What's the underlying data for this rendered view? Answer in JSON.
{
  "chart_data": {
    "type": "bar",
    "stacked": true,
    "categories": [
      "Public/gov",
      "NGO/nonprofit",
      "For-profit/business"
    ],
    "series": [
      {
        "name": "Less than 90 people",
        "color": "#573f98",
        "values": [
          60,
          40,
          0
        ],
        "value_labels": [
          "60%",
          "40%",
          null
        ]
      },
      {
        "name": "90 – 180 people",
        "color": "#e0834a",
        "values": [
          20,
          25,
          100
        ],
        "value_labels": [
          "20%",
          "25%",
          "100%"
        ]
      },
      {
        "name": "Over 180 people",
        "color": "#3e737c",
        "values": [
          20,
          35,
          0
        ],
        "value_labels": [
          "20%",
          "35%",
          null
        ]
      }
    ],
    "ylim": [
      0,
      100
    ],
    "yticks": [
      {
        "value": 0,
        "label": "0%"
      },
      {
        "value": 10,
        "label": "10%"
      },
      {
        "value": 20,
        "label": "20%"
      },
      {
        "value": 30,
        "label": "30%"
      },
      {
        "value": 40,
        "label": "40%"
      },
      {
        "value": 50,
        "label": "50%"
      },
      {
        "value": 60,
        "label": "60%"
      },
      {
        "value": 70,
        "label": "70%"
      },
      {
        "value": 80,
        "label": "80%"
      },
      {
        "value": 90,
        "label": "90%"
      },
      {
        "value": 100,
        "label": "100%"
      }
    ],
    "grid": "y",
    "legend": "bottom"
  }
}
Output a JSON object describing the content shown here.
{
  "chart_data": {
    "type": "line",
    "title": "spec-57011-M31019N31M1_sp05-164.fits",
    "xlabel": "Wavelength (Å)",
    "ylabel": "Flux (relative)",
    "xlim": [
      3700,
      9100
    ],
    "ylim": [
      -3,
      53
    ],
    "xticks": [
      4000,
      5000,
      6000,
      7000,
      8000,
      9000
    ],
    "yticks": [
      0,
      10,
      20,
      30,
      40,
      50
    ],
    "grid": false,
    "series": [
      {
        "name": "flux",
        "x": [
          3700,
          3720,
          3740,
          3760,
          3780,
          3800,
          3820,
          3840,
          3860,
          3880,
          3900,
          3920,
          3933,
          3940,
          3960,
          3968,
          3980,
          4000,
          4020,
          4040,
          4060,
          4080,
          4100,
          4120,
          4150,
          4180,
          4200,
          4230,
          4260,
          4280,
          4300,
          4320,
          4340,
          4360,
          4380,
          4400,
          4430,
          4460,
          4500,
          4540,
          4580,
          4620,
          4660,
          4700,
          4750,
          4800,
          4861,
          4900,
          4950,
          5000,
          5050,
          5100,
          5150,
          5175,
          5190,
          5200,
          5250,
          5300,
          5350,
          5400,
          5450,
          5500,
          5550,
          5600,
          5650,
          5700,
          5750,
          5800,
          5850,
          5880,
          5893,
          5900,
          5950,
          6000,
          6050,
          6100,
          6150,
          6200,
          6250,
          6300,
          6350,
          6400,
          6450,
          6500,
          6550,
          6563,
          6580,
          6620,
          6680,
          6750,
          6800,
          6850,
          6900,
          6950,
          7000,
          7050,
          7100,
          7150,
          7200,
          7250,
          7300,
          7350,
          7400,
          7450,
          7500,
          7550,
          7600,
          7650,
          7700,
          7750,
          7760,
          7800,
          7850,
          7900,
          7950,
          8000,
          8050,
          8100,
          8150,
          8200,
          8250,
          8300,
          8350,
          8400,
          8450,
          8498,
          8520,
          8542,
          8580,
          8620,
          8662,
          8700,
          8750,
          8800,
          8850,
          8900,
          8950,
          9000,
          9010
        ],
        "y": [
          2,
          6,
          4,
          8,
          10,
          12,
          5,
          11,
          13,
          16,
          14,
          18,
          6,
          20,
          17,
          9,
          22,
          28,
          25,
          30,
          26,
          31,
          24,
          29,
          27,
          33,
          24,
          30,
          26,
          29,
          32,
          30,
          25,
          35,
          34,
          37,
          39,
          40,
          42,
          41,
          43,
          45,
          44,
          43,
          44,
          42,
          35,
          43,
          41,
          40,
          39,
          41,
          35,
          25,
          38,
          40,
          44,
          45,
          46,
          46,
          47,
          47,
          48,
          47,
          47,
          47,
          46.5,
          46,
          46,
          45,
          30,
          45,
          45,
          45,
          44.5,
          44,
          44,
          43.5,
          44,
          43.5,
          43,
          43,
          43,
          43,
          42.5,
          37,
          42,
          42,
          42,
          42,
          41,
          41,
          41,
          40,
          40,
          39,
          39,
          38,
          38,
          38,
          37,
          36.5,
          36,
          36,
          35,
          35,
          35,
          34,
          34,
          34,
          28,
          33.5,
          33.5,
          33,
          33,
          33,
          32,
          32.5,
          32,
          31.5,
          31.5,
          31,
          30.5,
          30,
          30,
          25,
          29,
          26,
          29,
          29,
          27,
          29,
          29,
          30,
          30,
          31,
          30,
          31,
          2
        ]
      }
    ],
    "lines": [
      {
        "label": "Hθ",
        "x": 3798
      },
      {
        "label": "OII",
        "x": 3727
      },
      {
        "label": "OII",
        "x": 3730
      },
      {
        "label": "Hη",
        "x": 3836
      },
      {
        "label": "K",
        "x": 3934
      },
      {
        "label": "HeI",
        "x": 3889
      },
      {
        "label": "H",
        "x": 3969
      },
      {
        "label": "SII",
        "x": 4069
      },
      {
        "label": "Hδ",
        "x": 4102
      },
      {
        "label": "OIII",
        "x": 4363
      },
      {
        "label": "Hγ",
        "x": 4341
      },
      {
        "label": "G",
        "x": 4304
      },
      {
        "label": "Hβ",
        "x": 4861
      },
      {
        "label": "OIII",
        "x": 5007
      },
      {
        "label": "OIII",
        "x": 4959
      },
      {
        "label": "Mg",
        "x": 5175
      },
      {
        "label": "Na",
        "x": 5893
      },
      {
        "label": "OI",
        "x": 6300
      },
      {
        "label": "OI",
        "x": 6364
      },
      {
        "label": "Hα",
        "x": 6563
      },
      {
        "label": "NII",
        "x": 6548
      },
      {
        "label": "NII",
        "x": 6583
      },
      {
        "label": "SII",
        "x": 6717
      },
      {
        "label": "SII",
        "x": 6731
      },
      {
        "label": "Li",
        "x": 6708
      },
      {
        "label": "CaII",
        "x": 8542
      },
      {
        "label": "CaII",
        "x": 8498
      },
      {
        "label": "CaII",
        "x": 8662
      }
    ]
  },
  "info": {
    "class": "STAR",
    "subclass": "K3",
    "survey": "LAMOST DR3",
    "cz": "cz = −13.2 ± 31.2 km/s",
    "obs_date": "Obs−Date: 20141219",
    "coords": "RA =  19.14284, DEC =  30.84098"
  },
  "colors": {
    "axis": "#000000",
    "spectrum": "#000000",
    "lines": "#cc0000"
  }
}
--
• [AIM]
Type out the whole listing above again, exactly as it stands.

• [IN RESPONSE]
What's the underlying data for this rendered view? Answer in JSON.
{
  "chart_data": {
    "type": "bar",
    "stacked": true,
    "categories": [
      "Public/gov",
      "NGO/nonprofit",
      "For-profit/business"
    ],
    "series": [
      {
        "name": "Less than 90 people",
        "color": "#573f98",
        "values": [
          60,
          40,
          0
        ],
        "value_labels": [
          "60%",
          "40%",
          null
        ]
      },
      {
        "name": "90 – 180 people",
        "color": "#e0834a",
        "values": [
          20,
          25,
          100
        ],
        "value_labels": [
          "20%",
          "25%",
          "100%"
        ]
      },
      {
        "name": "Over 180 people",
        "color": "#3e737c",
        "values": [
          20,
          35,
          0
        ],
        "value_labels": [
          "20%",
          "35%",
          null
        ]
      }
    ],
    "ylim": [
      0,
      100
    ],
    "yticks": [
      {
        "value": 0,
        "label": "0%"
      },
      {
        "value": 10,
        "label": "10%"
      },
      {
        "value": 20,
        "label": "20%"
      },
      {
        "value": 30,
        "label": "30%"
      },
      {
        "value": 40,
        "label": "40%"
      },
      {
        "value": 50,
        "label": "50%"
      },
      {
        "value": 60,
        "label": "60%"
      },
      {
        "value": 70,
        "label": "70%"
      },
      {
        "value": 80,
        "label": "80%"
      },
      {
        "value": 90,
        "label": "90%"
      },
      {
        "value": 100,
        "label": "100%"
      }
    ],
    "grid": "y",
    "legend": "bottom"
  }
}
Output a JSON object describing the content shown here.
{
  "chart_data": {
    "type": "line",
    "title": "spec-57011-M31019N31M1_sp05-164.fits",
    "xlabel": "Wavelength (Å)",
    "ylabel": "Flux (relative)",
    "xlim": [
      3700,
      9100
    ],
    "ylim": [
      -3,
      53
    ],
    "xticks": [
      4000,
      5000,
      6000,
      7000,
      8000,
      9000
    ],
    "yticks": [
      0,
      10,
      20,
      30,
      40,
      50
    ],
    "grid": false,
    "series": [
      {
        "name": "flux",
        "x": [
          3700,
          3720,
          3740,
          3760,
          3780,
          3800,
          3820,
          3840,
          3860,
          3880,
          3900,
          3920,
          3933,
          3940,
          3960,
          3968,
          3980,
          4000,
          4020,
          4040,
          4060,
          4080,
          4100,
          4120,
          4150,
          4180,
          4200,
          4230,
          4260,
          4280,
          4300,
          4320,
          4340,
          4360,
          4380,
          4400,
          4430,
          4460,
          4500,
          4540,
          4580,
          4620,
          4660,
          4700,
          4750,
          4800,
          4861,
          4900,
          4950,
          5000,
          5050,
          5100,
          5150,
          5175,
          5190,
          5200,
          5250,
          5300,
          5350,
          5400,
          5450,
          5500,
          5550,
          5600,
          5650,
          5700,
          5750,
          5800,
          5850,
          5880,
          5893,
          5900,
          5950,
          6000,
          6050,
          6100,
          6150,
          6200,
          6250,
          6300,
          6350,
          6400,
          6450,
          6500,
          6550,
          6563,
          6580,
          6620,
          6680,
          6750,
          6800,
          6850,
          6900,
          6950,
          7000,
          7050,
          7100,
          7150,
          7200,
          7250,
          7300,
          7350,
          7400,
          7450,
          7500,
          7550,
          7600,
          7650,
          7700,
          7750,
          7760,
          7800,
          7850,
          7900,
          7950,
          8000,
          8050,
          8100,
          8150,
          8200,
          8250,
          8300,
          8350,
          8400,
          8450,
          8498,
          8520,
          8542,
          8580,
          8620,
          8662,
          8700,
          8750,
          8800,
          8850,
          8900,
          8950,
          9000,
          9010
        ],
        "y": [
          2,
          6,
          4,
          8,
          10,
          12,
          5,
          11,
          13,
          16,
          14,
          18,
          6,
          20,
          17,
          9,
          22,
          28,
          25,
          30,
          26,
          31,
          24,
          29,
          27,
          33,
          24,
          30,
          26,
          29,
          32,
          30,
          25,
          35,
          34,
          37,
          39,
          40,
          42,
          41,
          43,
          45,
          44,
          43,
          44,
          42,
          35,
          43,
          41,
          40,
          39,
          41,
          35,
          25,
          38,
          40,
          44,
          45,
          46,
          46,
          47,
          47,
          48,
          47,
          47,
          47,
          46.5,
          46,
          46,
          45,
          30,
          45,
          45,
          45,
          44.5,
          44,
          44,
          43.5,
          44,
          43.5,
          43,
          43,
          43,
          43,
          42.5,
          37,
          42,
          42,
          42,
          42,
          41,
          41,
          41,
          40,
          40,
          39,
          39,
          38,
          38,
          38,
          37,
          36.5,
          36,
          36,
          35,
          35,
          35,
          34,
          34,
          34,
          28,
          33.5,
          33.5,
          33,
          33,
          33,
          32,
          32.5,
          32,
          31.5,
          31.5,
          31,
          30.5,
          30,
          30,
          25,
          29,
          26,
          29,
          29,
          27,
          29,
          29,
          30,
          30,
          31,
          30,
          31,
          2
        ]
      }
    ],
    "lines": [
      {
        "label": "Hθ",
        "x": 3798
      },
      {
        "label": "OII",
        "x": 3727
      },
      {
        "label": "OII",
        "x": 3730
      },
      {
        "label": "Hη",
        "x": 3836
      },
      {
        "label": "K",
        "x": 3934
      },
      {
        "label": "HeI",
        "x": 3889
      },
      {
        "label": "H",
        "x": 3969
      },
      {
        "label": "SII",
        "x": 4069
      },
      {
        "label": "Hδ",
        "x": 4102
      },
      {
        "label": "OIII",
        "x": 4363
      },
      {
        "label": "Hγ",
        "x": 4341
      },
      {
        "label": "G",
        "x": 4304
      },
      {
        "label": "Hβ",
        "x": 4861
      },
      {
        "label": "OIII",
        "x": 5007
      },
      {
        "label": "OIII",
        "x": 4959
      },
      {
        "label": "Mg",
        "x": 5175
      },
      {
        "label": "Na",
        "x": 5893
      },
      {
        "label": "OI",
        "x": 6300
      },
      {
        "label": "OI",
        "x": 6364
      },
      {
        "label": "Hα",
        "x": 6563
      },
      {
        "label": "NII",
        "x": 6548
      },
      {
        "label": "NII",
        "x": 6583
      },
      {
        "label": "SII",
        "x": 6717
      },
      {
        "label": "SII",
        "x": 6731
      },
      {
        "label": "Li",
        "x": 6708
      },
      {
        "label": "CaII",
        "x": 8542
      },
      {
        "label": "CaII",
        "x": 8498
      },
      {
        "label": "CaII",
        "x": 8662
      }
    ]
  },
  "info": {
    "class": "STAR",
    "subclass": "K3",
    "survey": "LAMOST DR3",
    "cz": "cz = −13.2 ± 31.2 km/s",
    "obs_date": "Obs−Date: 20141219",
    "coords": "RA =  19.14284, DEC =  30.84098"
  },
  "colors": {
    "axis": "#000000",
    "spectrum": "#000000",
    "lines": "#cc0000"
  }
}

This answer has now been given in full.